§ **What you need to do**
Restate, word for word, all of the material shown below.
■ ■ ■ ■ ■
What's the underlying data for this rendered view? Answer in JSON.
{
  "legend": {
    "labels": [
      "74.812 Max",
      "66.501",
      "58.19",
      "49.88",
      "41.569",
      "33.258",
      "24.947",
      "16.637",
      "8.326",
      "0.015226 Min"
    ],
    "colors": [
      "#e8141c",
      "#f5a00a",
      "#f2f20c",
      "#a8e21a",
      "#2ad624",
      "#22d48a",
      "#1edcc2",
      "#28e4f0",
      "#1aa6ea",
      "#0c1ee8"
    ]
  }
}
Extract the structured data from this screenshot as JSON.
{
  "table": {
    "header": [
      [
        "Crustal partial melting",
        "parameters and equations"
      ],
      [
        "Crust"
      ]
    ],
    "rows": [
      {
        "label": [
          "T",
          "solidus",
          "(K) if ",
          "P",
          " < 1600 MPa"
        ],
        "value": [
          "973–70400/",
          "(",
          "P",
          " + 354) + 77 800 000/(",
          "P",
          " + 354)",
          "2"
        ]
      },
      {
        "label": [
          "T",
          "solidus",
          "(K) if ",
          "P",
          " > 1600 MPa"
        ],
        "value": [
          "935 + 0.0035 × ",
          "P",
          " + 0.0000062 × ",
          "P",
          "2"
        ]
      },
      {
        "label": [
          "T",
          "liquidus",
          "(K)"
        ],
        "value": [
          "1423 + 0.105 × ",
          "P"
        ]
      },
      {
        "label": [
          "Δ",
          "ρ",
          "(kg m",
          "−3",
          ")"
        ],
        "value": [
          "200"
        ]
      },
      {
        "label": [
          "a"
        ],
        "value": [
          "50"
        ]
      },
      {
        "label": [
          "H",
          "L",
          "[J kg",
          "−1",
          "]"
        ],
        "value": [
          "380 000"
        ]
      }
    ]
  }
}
■ ■ ■ ■ ■
§ **Answer to the task**
What's the underlying data for this rendered view? Answer in JSON.
{
  "legend": {
    "labels": [
      "74.812 Max",
      "66.501",
      "58.19",
      "49.88",
      "41.569",
      "33.258",
      "24.947",
      "16.637",
      "8.326",
      "0.015226 Min"
    ],
    "colors": [
      "#e8141c",
      "#f5a00a",
      "#f2f20c",
      "#a8e21a",
      "#2ad624",
      "#22d48a",
      "#1edcc2",
      "#28e4f0",
      "#1aa6ea",
      "#0c1ee8"
    ]
  }
}
Extract the structured data from this screenshot as JSON.
{
  "table": {
    "header": [
      [
        "Crustal partial melting",
        "parameters and equations"
      ],
      [
        "Crust"
      ]
    ],
    "rows": [
      {
        "label": [
          "T",
          "solidus",
          "(K) if ",
          "P",
          " < 1600 MPa"
        ],
        "value": [
          "973–70400/",
          "(",
          "P",
          " + 354) + 77 800 000/(",
          "P",
          " + 354)",
          "2"
        ]
      },
      {
        "label": [
          "T",
          "solidus",
          "(K) if ",
          "P",
          " > 1600 MPa"
        ],
        "value": [
          "935 + 0.0035 × ",
          "P",
          " + 0.0000062 × ",
          "P",
          "2"
        ]
      },
      {
        "label": [
          "T",
          "liquidus",
          "(K)"
        ],
        "value": [
          "1423 + 0.105 × ",
          "P"
        ]
      },
      {
        "label": [
          "Δ",
          "ρ",
          "(kg m",
          "−3",
          ")"
        ],
        "value": [
          "200"
        ]
      },
      {
        "label": [
          "a"
        ],
        "value": [
          "50"
        ]
      },
      {
        "label": [
          "H",
          "L",
          "[J kg",
          "−1",
          "]"
        ],
        "value": [
          "380 000"
        ]
      }
    ]
  }
}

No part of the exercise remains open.